[PROBLEM DETAILS]: Reproduce every entry below precisely. Pictures are excluded from the copy.

[EXTRACTED INFORMATION]:
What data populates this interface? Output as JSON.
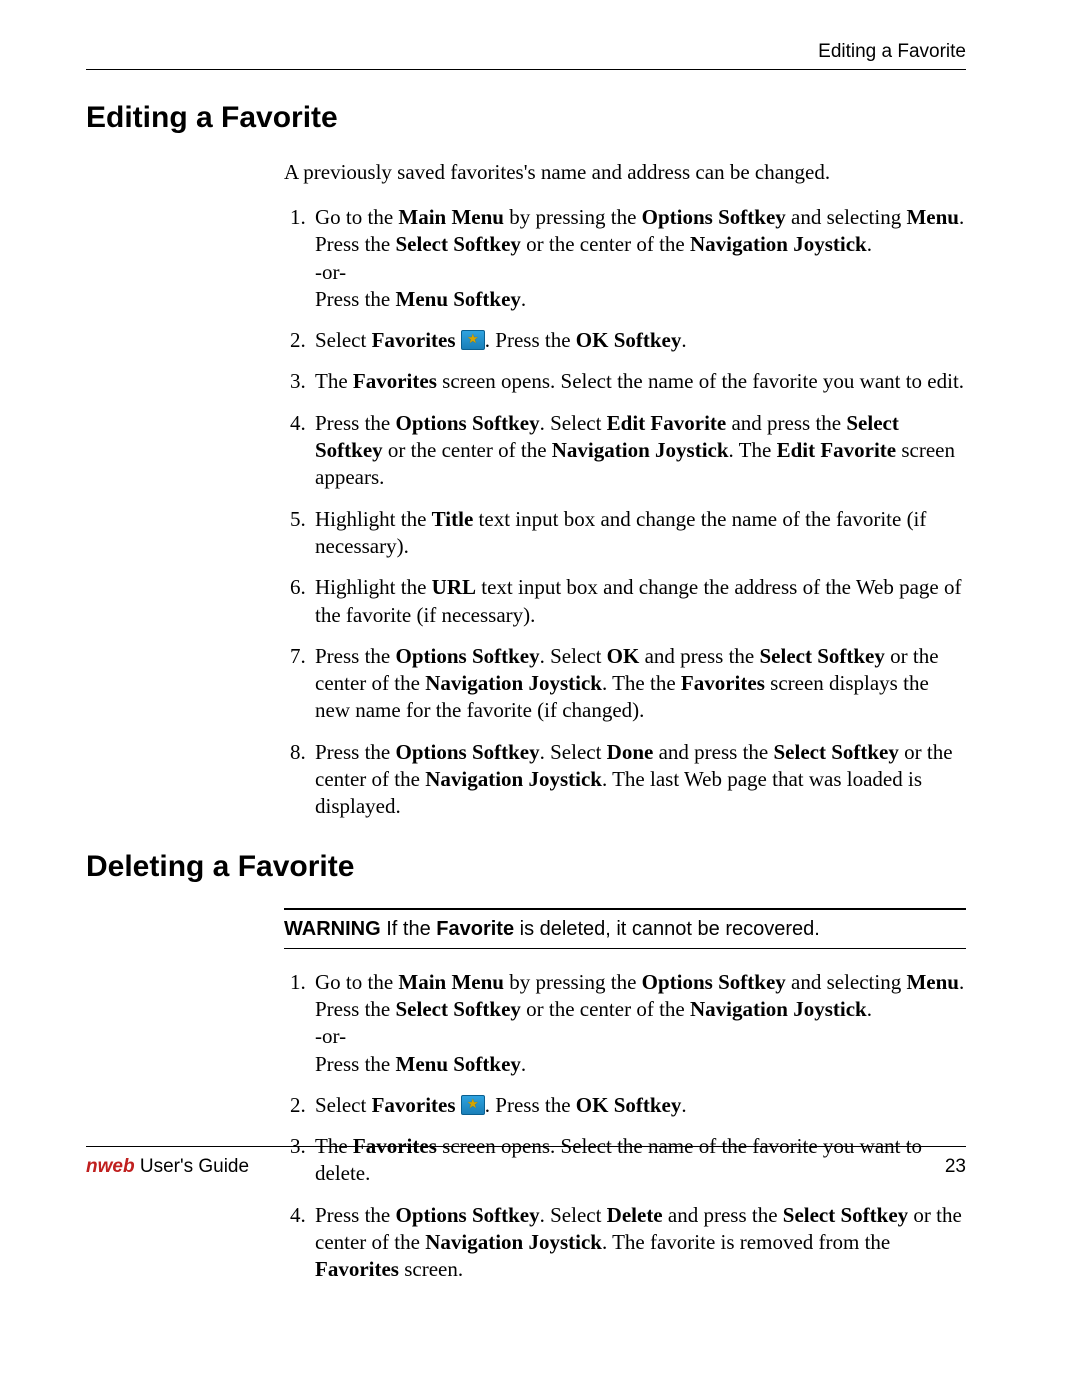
{
  "runningHead": "Editing a Favorite",
  "section1": {
    "title": "Editing a Favorite",
    "intro": "A previously saved favorites's name and address can be changed."
  },
  "s1steps": {
    "i1": {
      "a": "Go to the ",
      "b": "Main Menu",
      "c": " by pressing the ",
      "d": "Options Softkey",
      "e": " and selecting ",
      "f": "Menu",
      "g": ". Press the ",
      "h": "Select Softkey",
      "i": " or the center of the ",
      "j": "Navigation Joystick",
      "k": ".",
      "or": "-or-",
      "l": "Press the ",
      "m": "Menu Softkey",
      "n": "."
    },
    "i2": {
      "a": "Select ",
      "b": "Favorites",
      "c": ". Press the ",
      "d": "OK Softkey",
      "e": "."
    },
    "i3": {
      "a": "The ",
      "b": "Favorites",
      "c": " screen opens. Select the name of the favorite you want to edit."
    },
    "i4": {
      "a": "Press the ",
      "b": "Options Softkey",
      "c": ". Select ",
      "d": "Edit Favorite",
      "e": " and press the ",
      "f": "Select Softkey",
      "g": " or the center of the ",
      "h": "Navigation Joystick",
      "i": ". The ",
      "j": "Edit Favorite",
      "k": " screen appears."
    },
    "i5": {
      "a": "Highlight the ",
      "b": "Title",
      "c": " text input box and change the name of the favorite (if necessary)."
    },
    "i6": {
      "a": "Highlight the ",
      "b": "URL",
      "c": " text input box and change the address of the Web page of the favorite (if necessary)."
    },
    "i7": {
      "a": "Press the ",
      "b": "Options Softkey",
      "c": ". Select ",
      "d": "OK",
      "e": " and press the ",
      "f": "Select Softkey",
      "g": " or the center of the ",
      "h": "Navigation Joystick",
      "i": ". The the ",
      "j": "Favorites",
      "k": " screen displays the new name for the favorite (if changed)."
    },
    "i8": {
      "a": "Press the ",
      "b": "Options Softkey",
      "c": ". Select ",
      "d": "Done",
      "e": " and press the ",
      "f": "Select Softkey",
      "g": " or the center of the ",
      "h": "Navigation Joystick",
      "i": ". The last Web page that was loaded is displayed."
    }
  },
  "section2": {
    "title": "Deleting a Favorite"
  },
  "warning": {
    "label": "WARNING",
    "a": "  If the ",
    "b": "Favorite",
    "c": " is deleted, it cannot be recovered."
  },
  "s2steps": {
    "i1": {
      "a": "Go to the ",
      "b": "Main Menu",
      "c": " by pressing the ",
      "d": "Options Softkey",
      "e": " and selecting ",
      "f": "Menu",
      "g": ". Press the ",
      "h": "Select Softkey",
      "i": " or the center of the ",
      "j": "Navigation Joystick",
      "k": ".",
      "or": "-or-",
      "l": "Press the ",
      "m": "Menu Softkey",
      "n": "."
    },
    "i2": {
      "a": "Select ",
      "b": "Favorites",
      "c": ". Press the ",
      "d": "OK Softkey",
      "e": "."
    },
    "i3": {
      "a": "The ",
      "b": "Favorites",
      "c": " screen opens. Select the name of the favorite you want to delete."
    },
    "i4": {
      "a": "Press the ",
      "b": "Options Softkey",
      "c": ". Select ",
      "d": "Delete",
      "e": " and press the ",
      "f": "Select Softkey",
      "g": " or the center of the ",
      "h": "Navigation Joystick",
      "i": ". The favorite is removed from the ",
      "j": "Favorites",
      "k": " screen."
    }
  },
  "footer": {
    "brand": "nweb",
    "title": " User's Guide",
    "page": "23"
  }
}
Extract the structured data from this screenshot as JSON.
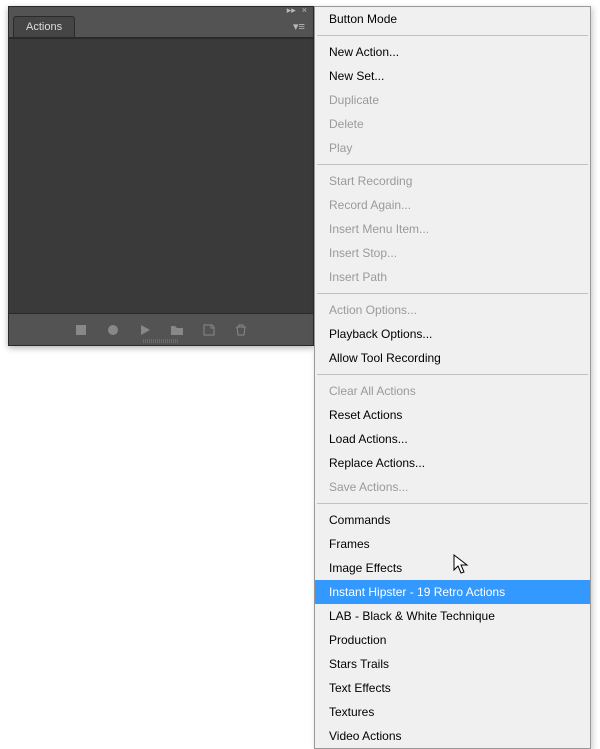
{
  "panel": {
    "tab_label": "Actions",
    "collapse_glyph": "▸▸",
    "close_glyph": "×",
    "flyout_glyph": "▾≡"
  },
  "menu": {
    "groups": [
      [
        {
          "label": "Button Mode",
          "disabled": false
        }
      ],
      [
        {
          "label": "New Action...",
          "disabled": false
        },
        {
          "label": "New Set...",
          "disabled": false
        },
        {
          "label": "Duplicate",
          "disabled": true
        },
        {
          "label": "Delete",
          "disabled": true
        },
        {
          "label": "Play",
          "disabled": true
        }
      ],
      [
        {
          "label": "Start Recording",
          "disabled": true
        },
        {
          "label": "Record Again...",
          "disabled": true
        },
        {
          "label": "Insert Menu Item...",
          "disabled": true
        },
        {
          "label": "Insert Stop...",
          "disabled": true
        },
        {
          "label": "Insert Path",
          "disabled": true
        }
      ],
      [
        {
          "label": "Action Options...",
          "disabled": true
        },
        {
          "label": "Playback Options...",
          "disabled": false
        },
        {
          "label": "Allow Tool Recording",
          "disabled": false
        }
      ],
      [
        {
          "label": "Clear All Actions",
          "disabled": true
        },
        {
          "label": "Reset Actions",
          "disabled": false
        },
        {
          "label": "Load Actions...",
          "disabled": false
        },
        {
          "label": "Replace Actions...",
          "disabled": false
        },
        {
          "label": "Save Actions...",
          "disabled": true
        }
      ],
      [
        {
          "label": "Commands",
          "disabled": false
        },
        {
          "label": "Frames",
          "disabled": false
        },
        {
          "label": "Image Effects",
          "disabled": false
        },
        {
          "label": "Instant Hipster - 19 Retro Actions",
          "disabled": false,
          "highlighted": true
        },
        {
          "label": "LAB - Black & White Technique",
          "disabled": false
        },
        {
          "label": "Production",
          "disabled": false
        },
        {
          "label": "Stars Trails",
          "disabled": false
        },
        {
          "label": "Text Effects",
          "disabled": false
        },
        {
          "label": "Textures",
          "disabled": false
        },
        {
          "label": "Video Actions",
          "disabled": false
        }
      ]
    ]
  }
}
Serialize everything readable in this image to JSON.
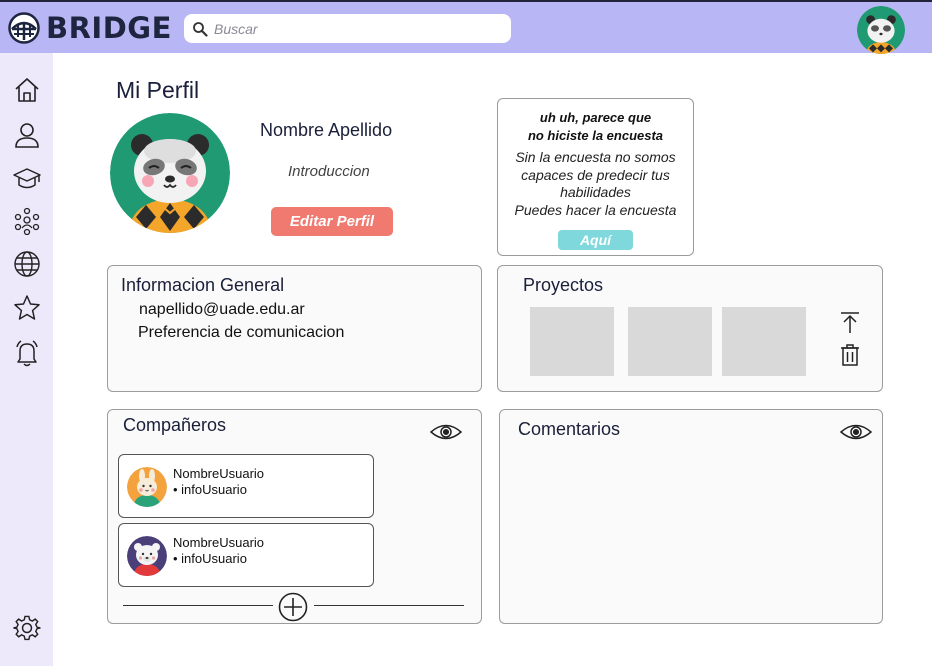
{
  "brand": {
    "name": "BRIDGE"
  },
  "search": {
    "placeholder": "Buscar",
    "icon": "search-icon"
  },
  "sidebar": {
    "items": [
      {
        "id": "home",
        "icon": "home-icon"
      },
      {
        "id": "profile",
        "icon": "user-icon"
      },
      {
        "id": "courses",
        "icon": "graduation-cap-icon"
      },
      {
        "id": "community",
        "icon": "people-network-icon"
      },
      {
        "id": "explore",
        "icon": "globe-icon"
      },
      {
        "id": "favorites",
        "icon": "star-icon"
      },
      {
        "id": "notifications",
        "icon": "bell-icon"
      }
    ],
    "settings_icon": "gear-icon"
  },
  "profile": {
    "page_title": "Mi Perfil",
    "name": "Nombre Apellido",
    "intro": "Introduccion",
    "edit_label": "Editar Perfil"
  },
  "survey": {
    "title_line1": "uh uh, parece que",
    "title_line2": "no hiciste la encuesta",
    "body_line1": "Sin la encuesta no somos",
    "body_line2": "capaces de predecir tus",
    "body_line3": "habilidades",
    "body_line4": "Puedes hacer la encuesta",
    "button_label": "Aquí"
  },
  "info_general": {
    "title": "Informacion General",
    "email": "napellido@uade.edu.ar",
    "preference": "Preferencia de comunicacion"
  },
  "proyectos": {
    "title": "Proyectos",
    "thumbnails": 3,
    "actions": [
      "upload-icon",
      "trash-icon"
    ]
  },
  "companeros": {
    "title": "Compañeros",
    "users": [
      {
        "name": "NombreUsuario",
        "info": "• infoUsuario",
        "avatar": "bunny-avatar"
      },
      {
        "name": "NombreUsuario",
        "info": "• infoUsuario",
        "avatar": "polar-bear-avatar"
      }
    ]
  },
  "comentarios": {
    "title": "Comentarios"
  },
  "colors": {
    "topbar": "#b9b6f5",
    "sidebar": "#ede9fb",
    "edit_button": "#f07a70",
    "survey_button": "#7fd8dc",
    "avatar_bg": "#1f9a73"
  }
}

[SOLUTION FOR THIS EXERCISE]:
What data populates this interface? Output as JSON.
{
  "runningHead": "Editing a Favorite",
  "section1": {
    "title": "Editing a Favorite",
    "intro": "A previously saved favorites's name and address can be changed."
  },
  "s1steps": {
    "i1": {
      "a": "Go to the ",
      "b": "Main Menu",
      "c": " by pressing the ",
      "d": "Options Softkey",
      "e": " and selecting ",
      "f": "Menu",
      "g": ". Press the ",
      "h": "Select Softkey",
      "i": " or the center of the ",
      "j": "Navigation Joystick",
      "k": ".",
      "or": "-or-",
      "l": "Press the ",
      "m": "Menu Softkey",
      "n": "."
    },
    "i2": {
      "a": "Select ",
      "b": "Favorites",
      "c": ". Press the ",
      "d": "OK Softkey",
      "e": "."
    },
    "i3": {
      "a": "The ",
      "b": "Favorites",
      "c": " screen opens. Select the name of the favorite you want to edit."
    },
    "i4": {
      "a": "Press the ",
      "b": "Options Softkey",
      "c": ". Select ",
      "d": "Edit Favorite",
      "e": " and press the ",
      "f": "Select Softkey",
      "g": " or the center of the ",
      "h": "Navigation Joystick",
      "i": ". The ",
      "j": "Edit Favorite",
      "k": " screen appears."
    },
    "i5": {
      "a": "Highlight the ",
      "b": "Title",
      "c": " text input box and change the name of the favorite (if necessary)."
    },
    "i6": {
      "a": "Highlight the ",
      "b": "URL",
      "c": " text input box and change the address of the Web page of the favorite (if necessary)."
    },
    "i7": {
      "a": "Press the ",
      "b": "Options Softkey",
      "c": ". Select ",
      "d": "OK",
      "e": " and press the ",
      "f": "Select Softkey",
      "g": " or the center of the ",
      "h": "Navigation Joystick",
      "i": ". The the ",
      "j": "Favorites",
      "k": " screen displays the new name for the favorite (if changed)."
    },
    "i8": {
      "a": "Press the ",
      "b": "Options Softkey",
      "c": ". Select ",
      "d": "Done",
      "e": " and press the ",
      "f": "Select Softkey",
      "g": " or the center of the ",
      "h": "Navigation Joystick",
      "i": ". The last Web page that was loaded is displayed."
    }
  },
  "section2": {
    "title": "Deleting a Favorite"
  },
  "warning": {
    "label": "WARNING",
    "a": "  If the ",
    "b": "Favorite",
    "c": " is deleted, it cannot be recovered."
  },
  "s2steps": {
    "i1": {
      "a": "Go to the ",
      "b": "Main Menu",
      "c": " by pressing the ",
      "d": "Options Softkey",
      "e": " and selecting ",
      "f": "Menu",
      "g": ". Press the ",
      "h": "Select Softkey",
      "i": " or the center of the ",
      "j": "Navigation Joystick",
      "k": ".",
      "or": "-or-",
      "l": "Press the ",
      "m": "Menu Softkey",
      "n": "."
    },
    "i2": {
      "a": "Select ",
      "b": "Favorites",
      "c": ". Press the ",
      "d": "OK Softkey",
      "e": "."
    },
    "i3": {
      "a": "The ",
      "b": "Favorites",
      "c": " screen opens. Select the name of the favorite you want to delete."
    },
    "i4": {
      "a": "Press the ",
      "b": "Options Softkey",
      "c": ". Select ",
      "d": "Delete",
      "e": " and press the ",
      "f": "Select Softkey",
      "g": " or the center of the ",
      "h": "Navigation Joystick",
      "i": ". The favorite is removed from the ",
      "j": "Favorites",
      "k": " screen."
    }
  },
  "footer": {
    "brand": "nweb",
    "title": " User's Guide",
    "page": "23"
  }
}
Extract the structured data from this screenshot as JSON.
{
  "panel": {
    "tab_label": "Actions",
    "collapse_glyph": "▸▸",
    "close_glyph": "×",
    "flyout_glyph": "▾≡"
  },
  "menu": {
    "groups": [
      [
        {
          "label": "Button Mode",
          "disabled": false
        }
      ],
      [
        {
          "label": "New Action...",
          "disabled": false
        },
        {
          "label": "New Set...",
          "disabled": false
        },
        {
          "label": "Duplicate",
          "disabled": true
        },
        {
          "label": "Delete",
          "disabled": true
        },
        {
          "label": "Play",
          "disabled": true
        }
      ],
      [
        {
          "label": "Start Recording",
          "disabled": true
        },
        {
          "label": "Record Again...",
          "disabled": true
        },
        {
          "label": "Insert Menu Item...",
          "disabled": true
        },
        {
          "label": "Insert Stop...",
          "disabled": true
        },
        {
          "label": "Insert Path",
          "disabled": true
        }
      ],
      [
        {
          "label": "Action Options...",
          "disabled": true
        },
        {
          "label": "Playback Options...",
          "disabled": false
        },
        {
          "label": "Allow Tool Recording",
          "disabled": false
        }
      ],
      [
        {
          "label": "Clear All Actions",
          "disabled": true
        },
        {
          "label": "Reset Actions",
          "disabled": false
        },
        {
          "label": "Load Actions...",
          "disabled": false
        },
        {
          "label": "Replace Actions...",
          "disabled": false
        },
        {
          "label": "Save Actions...",
          "disabled": true
        }
      ],
      [
        {
          "label": "Commands",
          "disabled": false
        },
        {
          "label": "Frames",
          "disabled": false
        },
        {
          "label": "Image Effects",
          "disabled": false
        },
        {
          "label": "Instant Hipster - 19 Retro Actions",
          "disabled": false,
          "highlighted": true
        },
        {
          "label": "LAB - Black & White Technique",
          "disabled": false
        },
        {
          "label": "Production",
          "disabled": false
        },
        {
          "label": "Stars Trails",
          "disabled": false
        },
        {
          "label": "Text Effects",
          "disabled": false
        },
        {
          "label": "Textures",
          "disabled": false
        },
        {
          "label": "Video Actions",
          "disabled": false
        }
      ]
    ]
  }
}
Serialize everything readable in this image to JSON.
{
  "brand": {
    "name": "BRIDGE"
  },
  "search": {
    "placeholder": "Buscar",
    "icon": "search-icon"
  },
  "sidebar": {
    "items": [
      {
        "id": "home",
        "icon": "home-icon"
      },
      {
        "id": "profile",
        "icon": "user-icon"
      },
      {
        "id": "courses",
        "icon": "graduation-cap-icon"
      },
      {
        "id": "community",
        "icon": "people-network-icon"
      },
      {
        "id": "explore",
        "icon": "globe-icon"
      },
      {
        "id": "favorites",
        "icon": "star-icon"
      },
      {
        "id": "notifications",
        "icon": "bell-icon"
      }
    ],
    "settings_icon": "gear-icon"
  },
  "profile": {
    "page_title": "Mi Perfil",
    "name": "Nombre Apellido",
    "intro": "Introduccion",
    "edit_label": "Editar Perfil"
  },
  "survey": {
    "title_line1": "uh uh, parece que",
    "title_line2": "no hiciste la encuesta",
    "body_line1": "Sin la encuesta no somos",
    "body_line2": "capaces de predecir tus",
    "body_line3": "habilidades",
    "body_line4": "Puedes hacer la encuesta",
    "button_label": "Aquí"
  },
  "info_general": {
    "title": "Informacion General",
    "email": "napellido@uade.edu.ar",
    "preference": "Preferencia de comunicacion"
  },
  "proyectos": {
    "title": "Proyectos",
    "thumbnails": 3,
    "actions": [
      "upload-icon",
      "trash-icon"
    ]
  },
  "companeros": {
    "title": "Compañeros",
    "users": [
      {
        "name": "NombreUsuario",
        "info": "• infoUsuario",
        "avatar": "bunny-avatar"
      },
      {
        "name": "NombreUsuario",
        "info": "• infoUsuario",
        "avatar": "polar-bear-avatar"
      }
    ]
  },
  "comentarios": {
    "title": "Comentarios"
  },
  "colors": {
    "topbar": "#b9b6f5",
    "sidebar": "#ede9fb",
    "edit_button": "#f07a70",
    "survey_button": "#7fd8dc",
    "avatar_bg": "#1f9a73"
  }
}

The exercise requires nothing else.